— Exercise directions —
Pull every line containing "วยงานของร" from the entries.

— Extracted records —
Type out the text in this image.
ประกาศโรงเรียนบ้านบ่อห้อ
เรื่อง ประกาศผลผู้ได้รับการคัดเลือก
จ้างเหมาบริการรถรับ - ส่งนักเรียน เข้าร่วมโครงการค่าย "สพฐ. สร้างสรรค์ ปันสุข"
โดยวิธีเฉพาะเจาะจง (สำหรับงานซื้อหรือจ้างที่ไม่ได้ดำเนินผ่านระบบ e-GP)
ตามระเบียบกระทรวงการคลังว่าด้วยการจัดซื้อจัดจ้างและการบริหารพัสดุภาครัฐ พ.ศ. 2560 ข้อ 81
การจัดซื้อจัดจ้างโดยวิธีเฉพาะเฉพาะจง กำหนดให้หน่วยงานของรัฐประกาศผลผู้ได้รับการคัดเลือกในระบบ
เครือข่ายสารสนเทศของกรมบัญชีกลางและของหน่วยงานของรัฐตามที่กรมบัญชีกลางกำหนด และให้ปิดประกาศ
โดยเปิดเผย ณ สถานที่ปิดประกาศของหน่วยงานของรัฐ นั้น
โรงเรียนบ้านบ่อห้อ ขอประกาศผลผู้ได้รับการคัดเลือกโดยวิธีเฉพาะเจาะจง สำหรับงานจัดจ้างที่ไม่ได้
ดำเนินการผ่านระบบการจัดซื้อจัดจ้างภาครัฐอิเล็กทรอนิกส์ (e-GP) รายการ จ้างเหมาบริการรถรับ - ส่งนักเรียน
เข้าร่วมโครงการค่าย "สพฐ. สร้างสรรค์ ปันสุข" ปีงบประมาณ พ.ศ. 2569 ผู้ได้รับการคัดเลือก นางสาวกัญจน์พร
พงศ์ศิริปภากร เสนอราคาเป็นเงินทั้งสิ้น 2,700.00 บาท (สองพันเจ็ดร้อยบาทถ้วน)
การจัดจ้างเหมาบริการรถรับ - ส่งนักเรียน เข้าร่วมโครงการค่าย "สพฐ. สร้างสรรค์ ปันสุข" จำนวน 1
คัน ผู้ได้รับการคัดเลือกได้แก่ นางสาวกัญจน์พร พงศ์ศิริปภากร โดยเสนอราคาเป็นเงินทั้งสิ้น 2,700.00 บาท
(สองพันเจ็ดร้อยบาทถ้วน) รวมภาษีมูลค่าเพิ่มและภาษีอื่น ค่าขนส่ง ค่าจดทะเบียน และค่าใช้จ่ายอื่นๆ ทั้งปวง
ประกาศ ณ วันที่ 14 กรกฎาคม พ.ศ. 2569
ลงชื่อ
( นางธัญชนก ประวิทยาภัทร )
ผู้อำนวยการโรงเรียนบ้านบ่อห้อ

— Full response —
การจัดซื้อจัดจ้างโดยวิธีเฉพาะเฉพาะจง กำหนดให้หน่วยงานของรัฐประกาศผลผู้ได้รับการคัดเลือกในระบบ
เครือข่ายสารสนเทศของกรมบัญชีกลางและของหน่วยงานของรัฐตามที่กรมบัญชีกลางกำหนด และให้ปิดประกาศ
โดยเปิดเผย ณ สถานที่ปิดประกาศของหน่วยงานของรัฐ นั้น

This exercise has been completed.